■ Task prompt
Which lines hold the word "name"? Copy each of them.

■ Provided entries
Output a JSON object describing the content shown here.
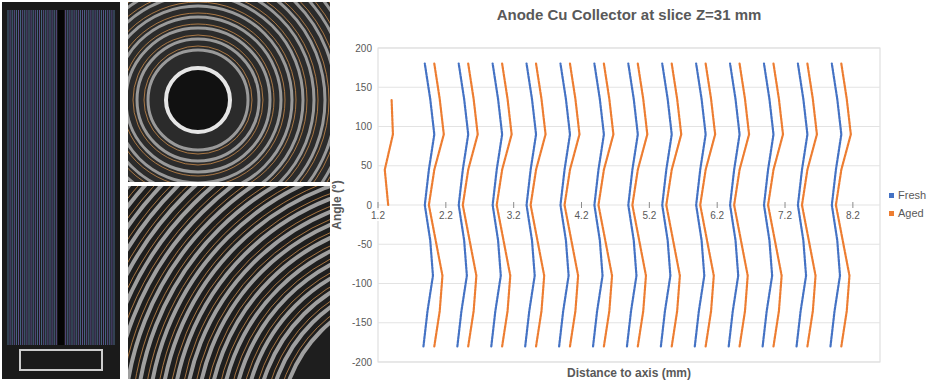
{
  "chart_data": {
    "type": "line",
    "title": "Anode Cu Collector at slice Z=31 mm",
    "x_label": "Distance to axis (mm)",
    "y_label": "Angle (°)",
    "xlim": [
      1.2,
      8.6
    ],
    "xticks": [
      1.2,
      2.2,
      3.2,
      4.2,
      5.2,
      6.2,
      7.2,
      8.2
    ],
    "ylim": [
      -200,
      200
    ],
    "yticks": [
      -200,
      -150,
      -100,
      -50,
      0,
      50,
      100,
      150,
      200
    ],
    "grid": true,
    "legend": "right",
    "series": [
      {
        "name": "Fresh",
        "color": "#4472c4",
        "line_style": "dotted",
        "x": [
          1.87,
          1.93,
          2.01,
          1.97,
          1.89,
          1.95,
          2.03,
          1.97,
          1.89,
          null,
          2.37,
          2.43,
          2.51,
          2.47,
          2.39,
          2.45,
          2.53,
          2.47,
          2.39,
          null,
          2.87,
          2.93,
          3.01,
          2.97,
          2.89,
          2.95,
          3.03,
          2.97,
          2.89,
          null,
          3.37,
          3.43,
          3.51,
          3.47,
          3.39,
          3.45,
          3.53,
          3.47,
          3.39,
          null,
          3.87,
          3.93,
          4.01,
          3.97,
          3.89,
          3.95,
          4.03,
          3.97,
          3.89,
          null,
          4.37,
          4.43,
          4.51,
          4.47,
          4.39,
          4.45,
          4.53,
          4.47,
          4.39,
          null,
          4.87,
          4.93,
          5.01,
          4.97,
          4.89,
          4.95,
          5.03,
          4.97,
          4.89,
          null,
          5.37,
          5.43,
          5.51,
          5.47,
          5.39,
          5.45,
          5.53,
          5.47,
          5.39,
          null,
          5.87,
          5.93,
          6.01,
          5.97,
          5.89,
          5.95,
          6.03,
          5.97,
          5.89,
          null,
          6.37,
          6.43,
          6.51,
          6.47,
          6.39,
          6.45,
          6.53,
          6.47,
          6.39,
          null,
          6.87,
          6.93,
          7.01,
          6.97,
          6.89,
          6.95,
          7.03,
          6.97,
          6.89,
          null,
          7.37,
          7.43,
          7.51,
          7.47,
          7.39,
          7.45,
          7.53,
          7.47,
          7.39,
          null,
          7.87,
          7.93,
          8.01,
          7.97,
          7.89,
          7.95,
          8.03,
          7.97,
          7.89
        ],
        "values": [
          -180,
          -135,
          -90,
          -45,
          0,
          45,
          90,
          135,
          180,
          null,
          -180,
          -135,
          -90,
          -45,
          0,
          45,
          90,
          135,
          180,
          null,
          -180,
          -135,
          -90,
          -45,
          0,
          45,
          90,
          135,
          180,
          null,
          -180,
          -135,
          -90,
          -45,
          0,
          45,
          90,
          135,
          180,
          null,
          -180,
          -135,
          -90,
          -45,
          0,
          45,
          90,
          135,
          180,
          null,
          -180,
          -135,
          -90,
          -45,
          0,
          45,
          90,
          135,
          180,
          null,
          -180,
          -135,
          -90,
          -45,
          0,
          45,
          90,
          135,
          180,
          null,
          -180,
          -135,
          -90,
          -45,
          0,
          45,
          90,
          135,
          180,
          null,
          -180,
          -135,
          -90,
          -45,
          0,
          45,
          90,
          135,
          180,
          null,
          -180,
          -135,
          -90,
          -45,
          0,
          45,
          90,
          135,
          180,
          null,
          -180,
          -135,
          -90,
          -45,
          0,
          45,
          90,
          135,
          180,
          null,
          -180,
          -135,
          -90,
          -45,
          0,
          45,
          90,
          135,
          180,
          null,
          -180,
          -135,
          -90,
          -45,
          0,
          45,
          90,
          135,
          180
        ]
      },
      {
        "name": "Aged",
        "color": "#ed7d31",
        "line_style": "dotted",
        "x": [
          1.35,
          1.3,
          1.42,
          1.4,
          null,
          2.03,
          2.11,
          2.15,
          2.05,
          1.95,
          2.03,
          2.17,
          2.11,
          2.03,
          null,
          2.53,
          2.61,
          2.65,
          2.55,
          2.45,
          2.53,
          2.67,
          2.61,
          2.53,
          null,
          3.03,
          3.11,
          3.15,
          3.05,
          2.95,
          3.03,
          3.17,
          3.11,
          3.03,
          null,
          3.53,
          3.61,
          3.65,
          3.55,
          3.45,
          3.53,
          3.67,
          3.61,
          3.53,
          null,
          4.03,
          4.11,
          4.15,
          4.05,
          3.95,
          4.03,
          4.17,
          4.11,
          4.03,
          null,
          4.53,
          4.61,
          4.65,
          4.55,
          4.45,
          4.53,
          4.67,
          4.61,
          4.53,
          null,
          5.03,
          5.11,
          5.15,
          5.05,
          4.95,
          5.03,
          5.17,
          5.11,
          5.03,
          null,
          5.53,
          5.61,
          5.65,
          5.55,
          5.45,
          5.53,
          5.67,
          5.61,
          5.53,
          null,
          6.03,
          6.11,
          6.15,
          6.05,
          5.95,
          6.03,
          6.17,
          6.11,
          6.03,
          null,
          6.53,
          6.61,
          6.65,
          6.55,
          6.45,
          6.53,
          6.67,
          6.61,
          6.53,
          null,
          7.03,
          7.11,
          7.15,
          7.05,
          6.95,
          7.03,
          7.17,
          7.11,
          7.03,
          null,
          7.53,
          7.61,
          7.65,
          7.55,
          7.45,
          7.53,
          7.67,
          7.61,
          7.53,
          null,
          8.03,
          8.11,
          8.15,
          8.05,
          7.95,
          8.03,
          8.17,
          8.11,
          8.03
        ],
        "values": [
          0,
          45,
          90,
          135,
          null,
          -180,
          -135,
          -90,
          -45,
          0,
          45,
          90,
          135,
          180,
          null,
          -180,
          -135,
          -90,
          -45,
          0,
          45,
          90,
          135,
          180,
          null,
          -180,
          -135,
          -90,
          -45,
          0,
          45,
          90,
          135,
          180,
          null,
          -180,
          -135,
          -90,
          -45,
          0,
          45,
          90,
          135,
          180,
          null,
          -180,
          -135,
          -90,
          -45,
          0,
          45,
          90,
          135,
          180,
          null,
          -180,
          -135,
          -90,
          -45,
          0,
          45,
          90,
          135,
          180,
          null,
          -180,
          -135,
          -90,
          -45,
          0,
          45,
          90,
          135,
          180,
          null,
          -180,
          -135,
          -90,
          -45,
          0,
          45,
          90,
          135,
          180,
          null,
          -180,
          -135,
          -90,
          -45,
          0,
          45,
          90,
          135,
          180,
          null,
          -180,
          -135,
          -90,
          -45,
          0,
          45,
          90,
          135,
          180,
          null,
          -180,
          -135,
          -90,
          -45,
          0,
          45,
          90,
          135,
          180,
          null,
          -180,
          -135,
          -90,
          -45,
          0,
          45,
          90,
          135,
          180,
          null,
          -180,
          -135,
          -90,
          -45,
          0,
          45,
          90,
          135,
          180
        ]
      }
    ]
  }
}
==
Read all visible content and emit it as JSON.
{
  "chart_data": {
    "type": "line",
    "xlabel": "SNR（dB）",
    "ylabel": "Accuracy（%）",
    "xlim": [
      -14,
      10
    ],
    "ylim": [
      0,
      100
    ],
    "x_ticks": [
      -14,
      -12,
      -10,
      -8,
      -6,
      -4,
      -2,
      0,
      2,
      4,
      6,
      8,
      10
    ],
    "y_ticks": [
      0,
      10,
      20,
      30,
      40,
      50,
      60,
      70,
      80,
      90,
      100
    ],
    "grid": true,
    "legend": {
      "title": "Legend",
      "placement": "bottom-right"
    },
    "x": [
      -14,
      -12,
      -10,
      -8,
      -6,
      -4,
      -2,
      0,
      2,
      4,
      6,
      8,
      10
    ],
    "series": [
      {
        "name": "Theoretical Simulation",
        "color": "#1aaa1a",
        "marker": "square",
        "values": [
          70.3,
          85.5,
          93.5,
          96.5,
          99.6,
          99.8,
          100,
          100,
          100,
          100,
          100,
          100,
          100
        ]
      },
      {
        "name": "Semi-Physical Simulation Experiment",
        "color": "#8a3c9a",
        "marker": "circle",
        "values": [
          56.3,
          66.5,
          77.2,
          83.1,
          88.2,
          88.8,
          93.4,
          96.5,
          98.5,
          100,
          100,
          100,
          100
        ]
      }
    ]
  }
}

■ Solution for this exercise
        "name": "Fresh",
        "name": "Aged",
        "name": "Theoretical Simulation",
        "name": "Semi-Physical Simulation Experiment",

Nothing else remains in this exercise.